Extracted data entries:
====================
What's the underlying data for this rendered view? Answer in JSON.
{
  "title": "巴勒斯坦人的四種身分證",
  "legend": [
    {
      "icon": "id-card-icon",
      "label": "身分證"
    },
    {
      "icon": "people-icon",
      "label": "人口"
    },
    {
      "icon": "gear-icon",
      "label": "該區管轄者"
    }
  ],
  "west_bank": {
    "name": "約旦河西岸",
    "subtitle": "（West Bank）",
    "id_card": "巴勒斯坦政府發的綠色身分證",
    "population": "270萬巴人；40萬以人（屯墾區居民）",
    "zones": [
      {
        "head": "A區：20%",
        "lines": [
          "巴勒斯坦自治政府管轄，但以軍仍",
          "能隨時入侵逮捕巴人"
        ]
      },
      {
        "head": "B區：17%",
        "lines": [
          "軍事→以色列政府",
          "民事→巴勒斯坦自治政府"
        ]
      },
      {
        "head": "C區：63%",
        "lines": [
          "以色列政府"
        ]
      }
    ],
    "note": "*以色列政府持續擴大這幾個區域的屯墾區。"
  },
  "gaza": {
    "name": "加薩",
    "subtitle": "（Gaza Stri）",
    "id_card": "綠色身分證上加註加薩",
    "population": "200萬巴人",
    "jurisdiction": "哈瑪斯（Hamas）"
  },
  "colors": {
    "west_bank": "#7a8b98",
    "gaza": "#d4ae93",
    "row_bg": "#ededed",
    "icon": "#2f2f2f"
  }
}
====================
* _THE TASK_
Each record must be repeated exactly as it is.

* _WRITTEN SOLUTION_
What's the underlying data for this rendered view? Answer in JSON.
{
  "title": "巴勒斯坦人的四種身分證",
  "legend": [
    {
      "icon": "id-card-icon",
      "label": "身分證"
    },
    {
      "icon": "people-icon",
      "label": "人口"
    },
    {
      "icon": "gear-icon",
      "label": "該區管轄者"
    }
  ],
  "west_bank": {
    "name": "約旦河西岸",
    "subtitle": "（West Bank）",
    "id_card": "巴勒斯坦政府發的綠色身分證",
    "population": "270萬巴人；40萬以人（屯墾區居民）",
    "zones": [
      {
        "head": "A區：20%",
        "lines": [
          "巴勒斯坦自治政府管轄，但以軍仍",
          "能隨時入侵逮捕巴人"
        ]
      },
      {
        "head": "B區：17%",
        "lines": [
          "軍事→以色列政府",
          "民事→巴勒斯坦自治政府"
        ]
      },
      {
        "head": "C區：63%",
        "lines": [
          "以色列政府"
        ]
      }
    ],
    "note": "*以色列政府持續擴大這幾個區域的屯墾區。"
  },
  "gaza": {
    "name": "加薩",
    "subtitle": "（Gaza Stri）",
    "id_card": "綠色身分證上加註加薩",
    "population": "200萬巴人",
    "jurisdiction": "哈瑪斯（Hamas）"
  },
  "colors": {
    "west_bank": "#7a8b98",
    "gaza": "#d4ae93",
    "row_bg": "#ededed",
    "icon": "#2f2f2f"
  }
}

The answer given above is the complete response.